**WHAT YOU WILL DO**
Please pull out the entries from the line with "day-number: 15 — [347, 301, 444, 316]" to the line with "calendar-cell: 26 Sunrise: 6:46", including both of those lines, and copy each one verbatim.

++++ DATA ENTRIES

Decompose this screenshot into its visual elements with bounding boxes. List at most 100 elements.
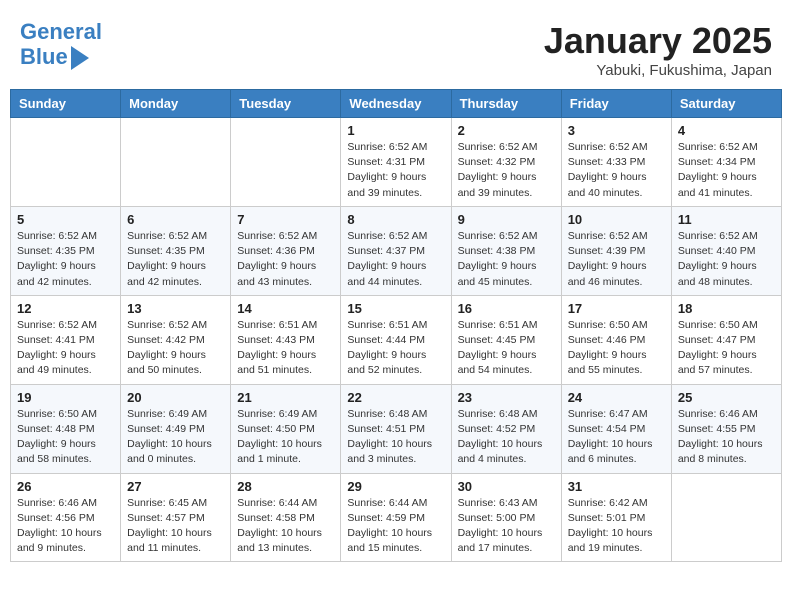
day-number: 15 — [347, 301, 444, 316]
logo: General Blue — [20, 20, 102, 70]
calendar-cell: 28 Sunrise: 6:44 AM Sunset: 4:58 PM Dayli… — [231, 473, 341, 562]
location-subtitle: Yabuki, Fukushima, Japan — [544, 62, 772, 79]
day-number: 4 — [678, 123, 775, 138]
day-info: Sunrise: 6:48 AM Sunset: 4:51 PM Dayligh… — [347, 407, 444, 468]
calendar-week-5: 26 Sunrise: 6:46 AM Sunset: 4:56 PM Dayli… — [11, 473, 782, 562]
day-number: 16 — [458, 301, 555, 316]
day-number: 26 — [17, 479, 114, 494]
day-number: 27 — [127, 479, 224, 494]
day-number: 17 — [568, 301, 665, 316]
calendar-cell: 20 Sunrise: 6:49 AM Sunset: 4:49 PM Dayli… — [121, 384, 231, 473]
calendar-cell: 29 Sunrise: 6:44 AM Sunset: 4:59 PM Dayli… — [341, 473, 451, 562]
day-number: 10 — [568, 212, 665, 227]
calendar-cell: 15 Sunrise: 6:51 AM Sunset: 4:44 PM Dayli… — [341, 295, 451, 384]
day-info: Sunrise: 6:42 AM Sunset: 5:01 PM Dayligh… — [568, 496, 665, 557]
day-info: Sunrise: 6:51 AM Sunset: 4:45 PM Dayligh… — [458, 318, 555, 379]
calendar-cell: 27Sunrise: 6:45 AM Sunset: 4:57 PM Dayli… — [121, 473, 231, 562]
calendar-cell: 26 Sunrise: 6:46 AM Sunset: 4:56 PM Dayli… — [11, 473, 121, 562]
day-info: Sunrise: 6:49 AM Sunset: 4:49 PM Dayligh… — [127, 407, 224, 468]
weekday-header-saturday: Saturday — [671, 90, 781, 118]
day-info: Sunrise: 6:51 AM Sunset: 4:43 PM Dayligh… — [237, 318, 334, 379]
day-number: 2 — [458, 123, 555, 138]
day-info: Sunrise: 6:43 AM Sunset: 5:00 PM Dayligh… — [458, 496, 555, 557]
logo-blue: Blue — [20, 45, 68, 69]
calendar-cell: 3Sunrise: 6:52 AM Sunset: 4:33 PM Daylig… — [561, 118, 671, 207]
day-number: 22 — [347, 390, 444, 405]
calendar-cell: 12 Sunrise: 6:52 AM Sunset: 4:41 PM Dayli… — [11, 295, 121, 384]
day-number: 5 — [17, 212, 114, 227]
day-info: Sunrise: 6:52 AM Sunset: 4:31 PM Dayligh… — [347, 140, 444, 201]
day-number: 28 — [237, 479, 334, 494]
weekday-header-sunday: Sunday — [11, 90, 121, 118]
day-number: 19 — [17, 390, 114, 405]
calendar-cell: 1 Sunrise: 6:52 AM Sunset: 4:31 PM Daylig… — [341, 118, 451, 207]
day-info: Sunrise: 6:48 AM Sunset: 4:52 PM Dayligh… — [458, 407, 555, 468]
day-number: 20 — [127, 390, 224, 405]
day-number: 1 — [347, 123, 444, 138]
calendar-week-4: 19 Sunrise: 6:50 AM Sunset: 4:48 PM Dayli… — [11, 384, 782, 473]
calendar-cell: 21Sunrise: 6:49 AM Sunset: 4:50 PM Dayli… — [231, 384, 341, 473]
day-number: 11 — [678, 212, 775, 227]
calendar-cell: 4 Sunrise: 6:52 AM Sunset: 4:34 PM Daylig… — [671, 118, 781, 207]
day-info: Sunrise: 6:49 AM Sunset: 4:50 PM Dayligh… — [237, 407, 334, 468]
calendar-cell: 31Sunrise: 6:42 AM Sunset: 5:01 PM Dayli… — [561, 473, 671, 562]
day-info: Sunrise: 6:51 AM Sunset: 4:44 PM Dayligh… — [347, 318, 444, 379]
calendar-cell: 11 Sunrise: 6:52 AM Sunset: 4:40 PM Dayli… — [671, 206, 781, 295]
calendar-week-2: 5 Sunrise: 6:52 AM Sunset: 4:35 PM Daylig… — [11, 206, 782, 295]
calendar-cell: 14 Sunrise: 6:51 AM Sunset: 4:43 PM Dayli… — [231, 295, 341, 384]
calendar-cell: 2 Sunrise: 6:52 AM Sunset: 4:32 PM Daylig… — [451, 118, 561, 207]
weekday-header-row: SundayMondayTuesdayWednesdayThursdayFrid… — [11, 90, 782, 118]
day-info: Sunrise: 6:52 AM Sunset: 4:40 PM Dayligh… — [678, 229, 775, 290]
calendar-cell: 9 Sunrise: 6:52 AM Sunset: 4:38 PM Daylig… — [451, 206, 561, 295]
day-number: 30 — [458, 479, 555, 494]
day-number: 29 — [347, 479, 444, 494]
page-header: General Blue January 2025 Yabuki, Fukush… — [10, 10, 782, 84]
calendar-table: SundayMondayTuesdayWednesdayThursdayFrid… — [10, 89, 782, 562]
day-number: 23 — [458, 390, 555, 405]
day-info: Sunrise: 6:50 AM Sunset: 4:46 PM Dayligh… — [568, 318, 665, 379]
calendar-cell — [11, 118, 121, 207]
calendar-cell: 8Sunrise: 6:52 AM Sunset: 4:37 PM Daylig… — [341, 206, 451, 295]
weekday-header-monday: Monday — [121, 90, 231, 118]
calendar-cell: 7 Sunrise: 6:52 AM Sunset: 4:36 PM Daylig… — [231, 206, 341, 295]
day-info: Sunrise: 6:52 AM Sunset: 4:38 PM Dayligh… — [458, 229, 555, 290]
day-info: Sunrise: 6:52 AM Sunset: 4:35 PM Dayligh… — [17, 229, 114, 290]
day-number: 7 — [237, 212, 334, 227]
day-info: Sunrise: 6:52 AM Sunset: 4:36 PM Dayligh… — [237, 229, 334, 290]
day-info: Sunrise: 6:46 AM Sunset: 4:56 PM Dayligh… — [17, 496, 114, 557]
calendar-cell: 23 Sunrise: 6:48 AM Sunset: 4:52 PM Dayli… — [451, 384, 561, 473]
calendar-cell: 24Sunrise: 6:47 AM Sunset: 4:54 PM Dayli… — [561, 384, 671, 473]
calendar-week-3: 12 Sunrise: 6:52 AM Sunset: 4:41 PM Dayli… — [11, 295, 782, 384]
day-info: Sunrise: 6:44 AM Sunset: 4:59 PM Dayligh… — [347, 496, 444, 557]
weekday-header-wednesday: Wednesday — [341, 90, 451, 118]
day-number: 13 — [127, 301, 224, 316]
day-number: 18 — [678, 301, 775, 316]
weekday-header-thursday: Thursday — [451, 90, 561, 118]
day-info: Sunrise: 6:50 AM Sunset: 4:48 PM Dayligh… — [17, 407, 114, 468]
logo-general: General — [20, 19, 102, 44]
month-title: January 2025 — [544, 20, 772, 62]
day-number: 25 — [678, 390, 775, 405]
day-info: Sunrise: 6:46 AM Sunset: 4:55 PM Dayligh… — [678, 407, 775, 468]
logo-text: General — [20, 20, 102, 44]
calendar-cell: 30 Sunrise: 6:43 AM Sunset: 5:00 PM Dayli… — [451, 473, 561, 562]
day-info: Sunrise: 6:52 AM Sunset: 4:41 PM Dayligh… — [17, 318, 114, 379]
day-number: 12 — [17, 301, 114, 316]
weekday-header-friday: Friday — [561, 90, 671, 118]
day-number: 14 — [237, 301, 334, 316]
day-number: 9 — [458, 212, 555, 227]
calendar-cell: 5 Sunrise: 6:52 AM Sunset: 4:35 PM Daylig… — [11, 206, 121, 295]
day-info: Sunrise: 6:52 AM Sunset: 4:35 PM Dayligh… — [127, 229, 224, 290]
calendar-cell: 25 Sunrise: 6:46 AM Sunset: 4:55 PM Dayli… — [671, 384, 781, 473]
calendar-cell: 19 Sunrise: 6:50 AM Sunset: 4:48 PM Dayli… — [11, 384, 121, 473]
day-info: Sunrise: 6:52 AM Sunset: 4:32 PM Dayligh… — [458, 140, 555, 201]
calendar-cell: 16 Sunrise: 6:51 AM Sunset: 4:45 PM Dayli… — [451, 295, 561, 384]
day-info: Sunrise: 6:52 AM Sunset: 4:34 PM Dayligh… — [678, 140, 775, 201]
day-number: 24 — [568, 390, 665, 405]
day-number: 3 — [568, 123, 665, 138]
logo-arrow-icon — [71, 46, 89, 70]
day-info: Sunrise: 6:44 AM Sunset: 4:58 PM Dayligh… — [237, 496, 334, 557]
calendar-cell — [121, 118, 231, 207]
day-info: Sunrise: 6:50 AM Sunset: 4:47 PM Dayligh… — [678, 318, 775, 379]
day-number: 8 — [347, 212, 444, 227]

++++++++

**REPLY TO THE TASK**
day-number: 15 — [347, 301, 444, 316]
logo: General Blue — [20, 20, 102, 70]
calendar-cell: 28 Sunrise: 6:44 AM Sunset: 4:58 PM Dayli… — [231, 473, 341, 562]
location-subtitle: Yabuki, Fukushima, Japan — [544, 62, 772, 79]
day-number: 4 — [678, 123, 775, 138]
day-info: Sunrise: 6:48 AM Sunset: 4:51 PM Dayligh… — [347, 407, 444, 468]
calendar-week-5: 26 Sunrise: 6:46 AM Sunset: 4:56 PM Dayli… — [11, 473, 782, 562]
day-number: 16 — [458, 301, 555, 316]
day-number: 26 — [17, 479, 114, 494]
day-number: 27 — [127, 479, 224, 494]
day-number: 17 — [568, 301, 665, 316]
calendar-cell: 20 Sunrise: 6:49 AM Sunset: 4:49 PM Dayli… — [121, 384, 231, 473]
calendar-cell: 29 Sunrise: 6:44 AM Sunset: 4:59 PM Dayli… — [341, 473, 451, 562]
day-number: 10 — [568, 212, 665, 227]
calendar-cell: 15 Sunrise: 6:51 AM Sunset: 4:44 PM Dayli… — [341, 295, 451, 384]
day-info: Sunrise: 6:42 AM Sunset: 5:01 PM Dayligh… — [568, 496, 665, 557]
day-info: Sunrise: 6:51 AM Sunset: 4:45 PM Dayligh… — [458, 318, 555, 379]
calendar-cell: 27Sunrise: 6:45 AM Sunset: 4:57 PM Dayli… — [121, 473, 231, 562]
calendar-cell: 26 Sunrise: 6:46 AM Sunset: 4:56 PM Dayli… — [11, 473, 121, 562]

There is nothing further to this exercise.